======== Provided records

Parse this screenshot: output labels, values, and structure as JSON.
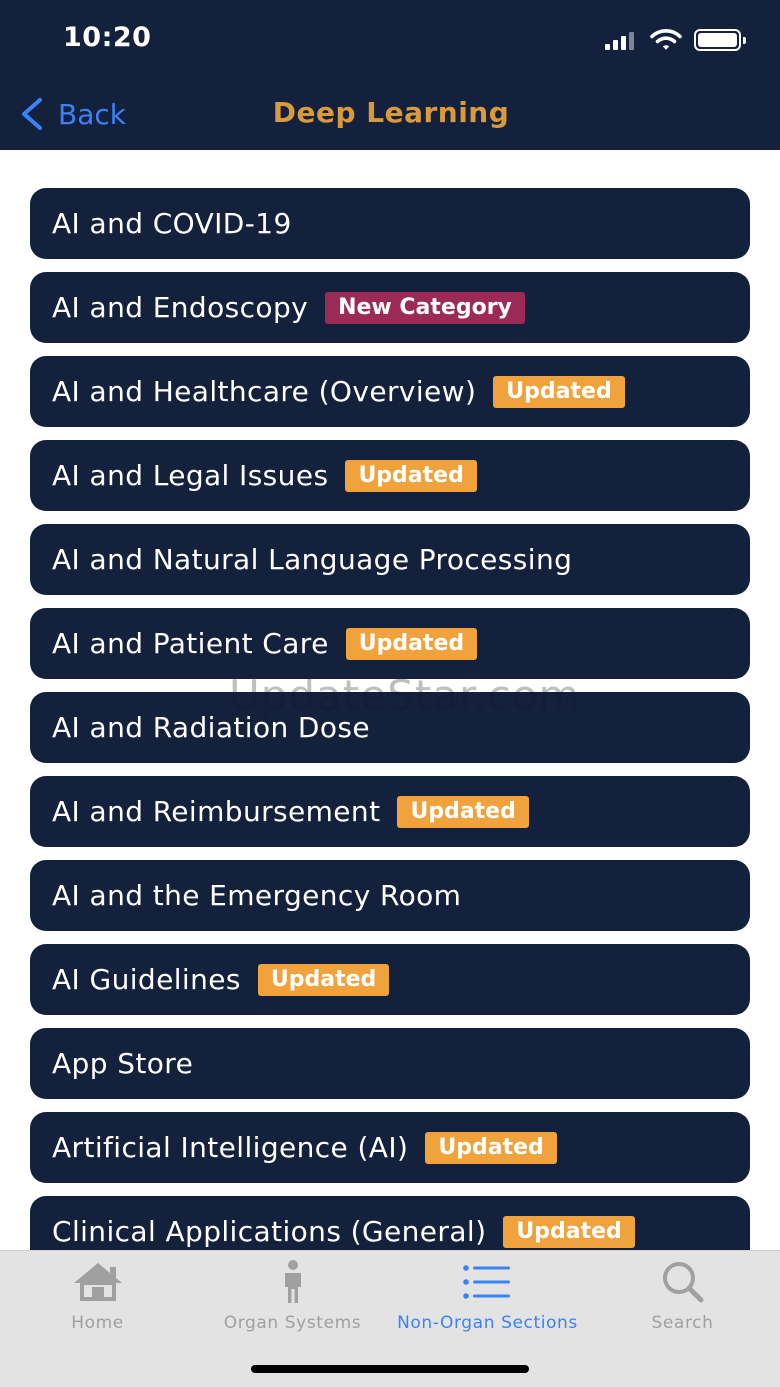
{
  "status_bar": {
    "time": "10:20"
  },
  "nav": {
    "back_label": "Back",
    "title": "Deep Learning"
  },
  "items": [
    {
      "label": "AI and COVID-19",
      "badge": null,
      "badge_type": null
    },
    {
      "label": "AI and Endoscopy",
      "badge": "New Category",
      "badge_type": "new"
    },
    {
      "label": "AI and Healthcare (Overview)",
      "badge": "Updated",
      "badge_type": "updated"
    },
    {
      "label": "AI and Legal Issues",
      "badge": "Updated",
      "badge_type": "updated"
    },
    {
      "label": "AI and Natural Language Processing",
      "badge": null,
      "badge_type": null
    },
    {
      "label": "AI and Patient Care",
      "badge": "Updated",
      "badge_type": "updated"
    },
    {
      "label": "AI and Radiation Dose",
      "badge": null,
      "badge_type": null
    },
    {
      "label": "AI and Reimbursement",
      "badge": "Updated",
      "badge_type": "updated"
    },
    {
      "label": "AI and the Emergency Room",
      "badge": null,
      "badge_type": null
    },
    {
      "label": "AI Guidelines",
      "badge": "Updated",
      "badge_type": "updated"
    },
    {
      "label": "App Store",
      "badge": null,
      "badge_type": null
    },
    {
      "label": "Artificial Intelligence (AI)",
      "badge": "Updated",
      "badge_type": "updated"
    },
    {
      "label": "Clinical Applications (General)",
      "badge": "Updated",
      "badge_type": "updated"
    }
  ],
  "watermark": "UpdateStar.com",
  "tabs": [
    {
      "label": "Home",
      "icon": "house-icon",
      "active": false
    },
    {
      "label": "Organ Systems",
      "icon": "person-icon",
      "active": false
    },
    {
      "label": "Non-Organ Sections",
      "icon": "list-icon",
      "active": true
    },
    {
      "label": "Search",
      "icon": "magnifier-icon",
      "active": false
    }
  ],
  "colors": {
    "navy": "#14213d",
    "accent_blue": "#3a82f7",
    "title_gold": "#d99a3c",
    "badge_updated": "#f0a23c",
    "badge_new": "#9b2a57",
    "tab_inactive": "#a0a0a0",
    "tabbar_bg": "#e3e3e3"
  }
}
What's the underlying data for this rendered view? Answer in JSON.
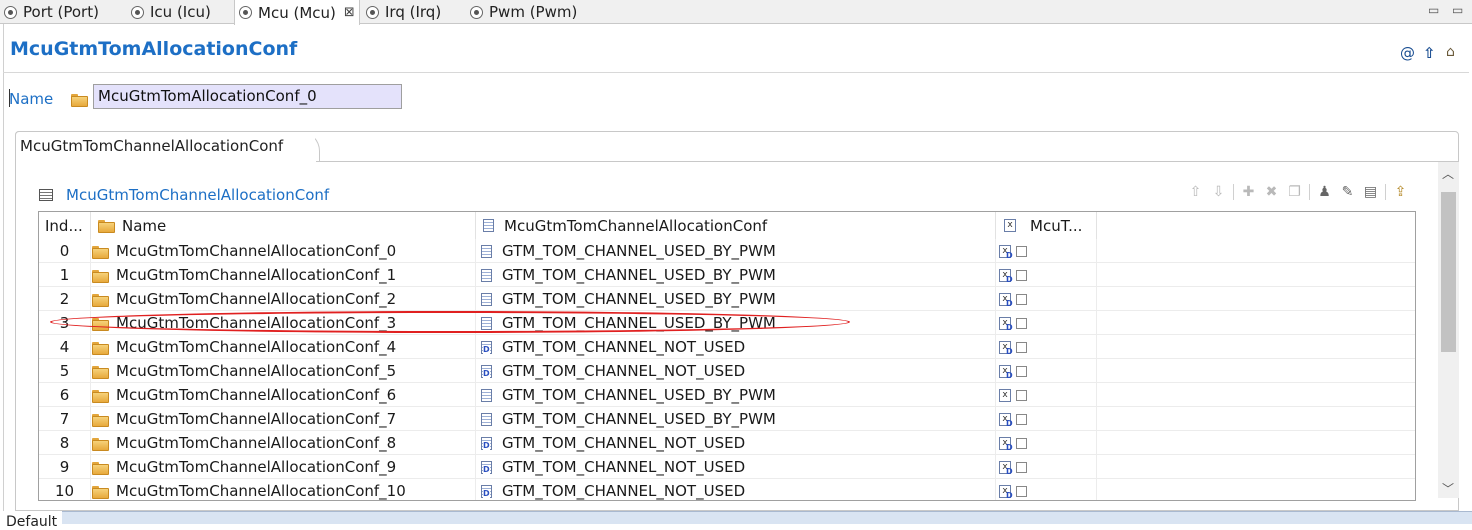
{
  "tabs": [
    {
      "label": "Port (Port)",
      "active": false
    },
    {
      "label": "Icu (Icu)",
      "active": false
    },
    {
      "label": "Mcu (Mcu)",
      "active": true,
      "close": "⊠"
    },
    {
      "label": "Irq (Irq)",
      "active": false
    },
    {
      "label": "Pwm (Pwm)",
      "active": false
    }
  ],
  "window_controls": {
    "minimize": "▭",
    "maximize": "▭"
  },
  "header": {
    "title": "McuGtmTomAllocationConf",
    "icons": [
      "at-icon",
      "up-arrow-icon",
      "home-icon"
    ]
  },
  "name_field": {
    "label": "Name",
    "value": "McuGtmTomAllocationConf_0"
  },
  "section": {
    "tab_label": "McuGtmTomChannelAllocationConf",
    "table_title": "McuGtmTomChannelAllocationConf"
  },
  "toolbar": {
    "icons": [
      "move-up-icon",
      "move-down-icon",
      "add-icon",
      "delete-icon",
      "copy-icon",
      "user-icon",
      "edit-icon",
      "properties-icon",
      "export-icon"
    ]
  },
  "table": {
    "columns": [
      "Ind...",
      "Name",
      "McuGtmTomChannelAllocationConf",
      "McuT..."
    ],
    "rows": [
      {
        "index": "0",
        "name": "McuGtmTomChannelAllocationConf_0",
        "value": "GTM_TOM_CHANNEL_USED_BY_PWM",
        "value_default": false,
        "flag_default": true
      },
      {
        "index": "1",
        "name": "McuGtmTomChannelAllocationConf_1",
        "value": "GTM_TOM_CHANNEL_USED_BY_PWM",
        "value_default": false,
        "flag_default": true
      },
      {
        "index": "2",
        "name": "McuGtmTomChannelAllocationConf_2",
        "value": "GTM_TOM_CHANNEL_USED_BY_PWM",
        "value_default": false,
        "flag_default": true
      },
      {
        "index": "3",
        "name": "McuGtmTomChannelAllocationConf_3",
        "value": "GTM_TOM_CHANNEL_USED_BY_PWM",
        "value_default": false,
        "flag_default": true
      },
      {
        "index": "4",
        "name": "McuGtmTomChannelAllocationConf_4",
        "value": "GTM_TOM_CHANNEL_NOT_USED",
        "value_default": true,
        "flag_default": true
      },
      {
        "index": "5",
        "name": "McuGtmTomChannelAllocationConf_5",
        "value": "GTM_TOM_CHANNEL_NOT_USED",
        "value_default": true,
        "flag_default": true
      },
      {
        "index": "6",
        "name": "McuGtmTomChannelAllocationConf_6",
        "value": "GTM_TOM_CHANNEL_USED_BY_PWM",
        "value_default": false,
        "flag_default": false
      },
      {
        "index": "7",
        "name": "McuGtmTomChannelAllocationConf_7",
        "value": "GTM_TOM_CHANNEL_USED_BY_PWM",
        "value_default": false,
        "flag_default": true
      },
      {
        "index": "8",
        "name": "McuGtmTomChannelAllocationConf_8",
        "value": "GTM_TOM_CHANNEL_NOT_USED",
        "value_default": true,
        "flag_default": true
      },
      {
        "index": "9",
        "name": "McuGtmTomChannelAllocationConf_9",
        "value": "GTM_TOM_CHANNEL_NOT_USED",
        "value_default": true,
        "flag_default": true
      },
      {
        "index": "10",
        "name": "McuGtmTomChannelAllocationConf_10",
        "value": "GTM_TOM_CHANNEL_NOT_USED",
        "value_default": true,
        "flag_default": true
      }
    ]
  },
  "highlight": {
    "color": "#e02020"
  },
  "bottom_tab": {
    "label": "Default"
  },
  "colors": {
    "accent": "#1d6fc5",
    "name_input_bg": "#e4e2fb"
  }
}
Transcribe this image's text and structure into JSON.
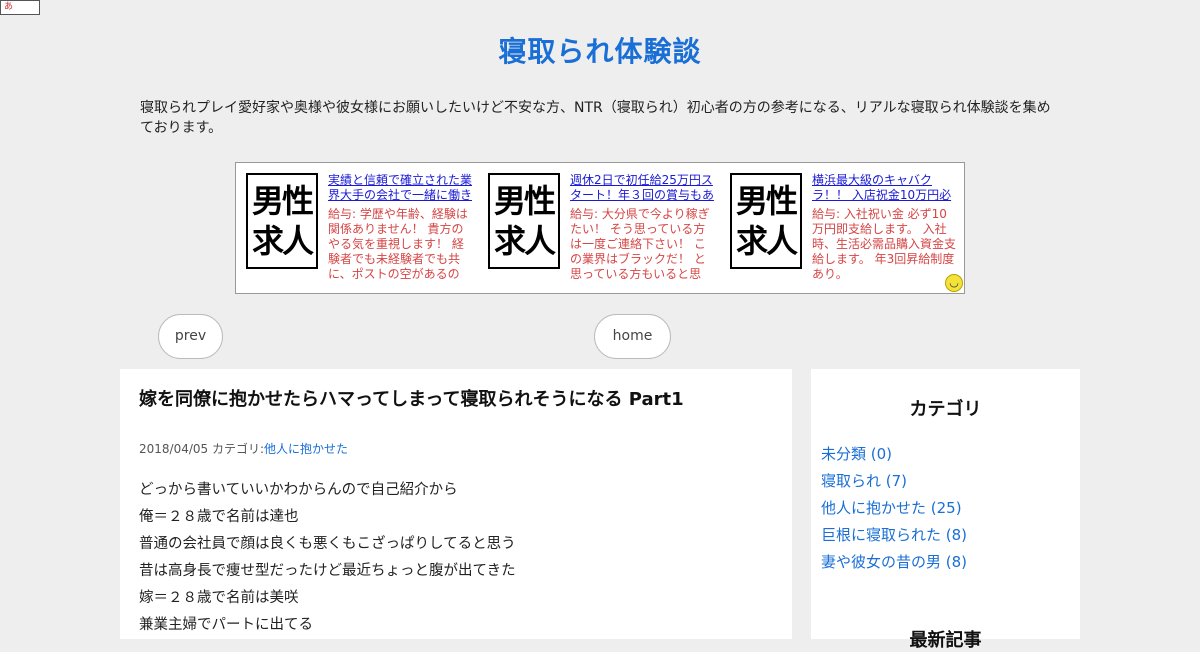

================

=== Given request ===
Extract the full listing above verbatim; pictures are to be left out of the copy.

=== Response ===
Parse this screenshot: output labels, values, and structure as JSON.
{
  "status_bar": {
    "time": "10:20"
  },
  "nav": {
    "back_label": "Back",
    "title": "Deep Learning"
  },
  "items": [
    {
      "label": "AI and COVID-19",
      "badge": null,
      "badge_type": null
    },
    {
      "label": "AI and Endoscopy",
      "badge": "New Category",
      "badge_type": "new"
    },
    {
      "label": "AI and Healthcare (Overview)",
      "badge": "Updated",
      "badge_type": "updated"
    },
    {
      "label": "AI and Legal Issues",
      "badge": "Updated",
      "badge_type": "updated"
    },
    {
      "label": "AI and Natural Language Processing",
      "badge": null,
      "badge_type": null
    },
    {
      "label": "AI and Patient Care",
      "badge": "Updated",
      "badge_type": "updated"
    },
    {
      "label": "AI and Radiation Dose",
      "badge": null,
      "badge_type": null
    },
    {
      "label": "AI and Reimbursement",
      "badge": "Updated",
      "badge_type": "updated"
    },
    {
      "label": "AI and the Emergency Room",
      "badge": null,
      "badge_type": null
    },
    {
      "label": "AI Guidelines",
      "badge": "Updated",
      "badge_type": "updated"
    },
    {
      "label": "App Store",
      "badge": null,
      "badge_type": null
    },
    {
      "label": "Artificial Intelligence (AI)",
      "badge": "Updated",
      "badge_type": "updated"
    },
    {
      "label": "Clinical Applications (General)",
      "badge": "Updated",
      "badge_type": "updated"
    }
  ],
  "watermark": "UpdateStar.com",
  "tabs": [
    {
      "label": "Home",
      "icon": "house-icon",
      "active": false
    },
    {
      "label": "Organ Systems",
      "icon": "person-icon",
      "active": false
    },
    {
      "label": "Non-Organ Sections",
      "icon": "list-icon",
      "active": true
    },
    {
      "label": "Search",
      "icon": "magnifier-icon",
      "active": false
    }
  ],
  "colors": {
    "navy": "#14213d",
    "accent_blue": "#3a82f7",
    "title_gold": "#d99a3c",
    "badge_updated": "#f0a23c",
    "badge_new": "#9b2a57",
    "tab_inactive": "#a0a0a0",
    "tabbar_bg": "#e3e3e3"
  }
}
What's the underlying data for this rendered view? Answer in JSON.
{
  "tabs": [
    {
      "label": "Port (Port)",
      "active": false
    },
    {
      "label": "Icu (Icu)",
      "active": false
    },
    {
      "label": "Mcu (Mcu)",
      "active": true,
      "close": "⊠"
    },
    {
      "label": "Irq (Irq)",
      "active": false
    },
    {
      "label": "Pwm (Pwm)",
      "active": false
    }
  ],
  "window_controls": {
    "minimize": "▭",
    "maximize": "▭"
  },
  "header": {
    "title": "McuGtmTomAllocationConf",
    "icons": [
      "at-icon",
      "up-arrow-icon",
      "home-icon"
    ]
  },
  "name_field": {
    "label": "Name",
    "value": "McuGtmTomAllocationConf_0"
  },
  "section": {
    "tab_label": "McuGtmTomChannelAllocationConf",
    "table_title": "McuGtmTomChannelAllocationConf"
  },
  "toolbar": {
    "icons": [
      "move-up-icon",
      "move-down-icon",
      "add-icon",
      "delete-icon",
      "copy-icon",
      "user-icon",
      "edit-icon",
      "properties-icon",
      "export-icon"
    ]
  },
  "table": {
    "columns": [
      "Ind...",
      "Name",
      "McuGtmTomChannelAllocationConf",
      "McuT..."
    ],
    "rows": [
      {
        "index": "0",
        "name": "McuGtmTomChannelAllocationConf_0",
        "value": "GTM_TOM_CHANNEL_USED_BY_PWM",
        "value_default": false,
        "flag_default": true
      },
      {
        "index": "1",
        "name": "McuGtmTomChannelAllocationConf_1",
        "value": "GTM_TOM_CHANNEL_USED_BY_PWM",
        "value_default": false,
        "flag_default": true
      },
      {
        "index": "2",
        "name": "McuGtmTomChannelAllocationConf_2",
        "value": "GTM_TOM_CHANNEL_USED_BY_PWM",
        "value_default": false,
        "flag_default": true
      },
      {
        "index": "3",
        "name": "McuGtmTomChannelAllocationConf_3",
        "value": "GTM_TOM_CHANNEL_USED_BY_PWM",
        "value_default": false,
        "flag_default": true
      },
      {
        "index": "4",
        "name": "McuGtmTomChannelAllocationConf_4",
        "value": "GTM_TOM_CHANNEL_NOT_USED",
        "value_default": true,
        "flag_default": true
      },
      {
        "index": "5",
        "name": "McuGtmTomChannelAllocationConf_5",
        "value": "GTM_TOM_CHANNEL_NOT_USED",
        "value_default": true,
        "flag_default": true
      },
      {
        "index": "6",
        "name": "McuGtmTomChannelAllocationConf_6",
        "value": "GTM_TOM_CHANNEL_USED_BY_PWM",
        "value_default": false,
        "flag_default": false
      },
      {
        "index": "7",
        "name": "McuGtmTomChannelAllocationConf_7",
        "value": "GTM_TOM_CHANNEL_USED_BY_PWM",
        "value_default": false,
        "flag_default": true
      },
      {
        "index": "8",
        "name": "McuGtmTomChannelAllocationConf_8",
        "value": "GTM_TOM_CHANNEL_NOT_USED",
        "value_default": true,
        "flag_default": true
      },
      {
        "index": "9",
        "name": "McuGtmTomChannelAllocationConf_9",
        "value": "GTM_TOM_CHANNEL_NOT_USED",
        "value_default": true,
        "flag_default": true
      },
      {
        "index": "10",
        "name": "McuGtmTomChannelAllocationConf_10",
        "value": "GTM_TOM_CHANNEL_NOT_USED",
        "value_default": true,
        "flag_default": true
      }
    ]
  },
  "highlight": {
    "color": "#e02020"
  },
  "bottom_tab": {
    "label": "Default"
  },
  "colors": {
    "accent": "#1d6fc5",
    "name_input_bg": "#e4e2fb"
  }
}
Transcribe this image's text and structure into JSON.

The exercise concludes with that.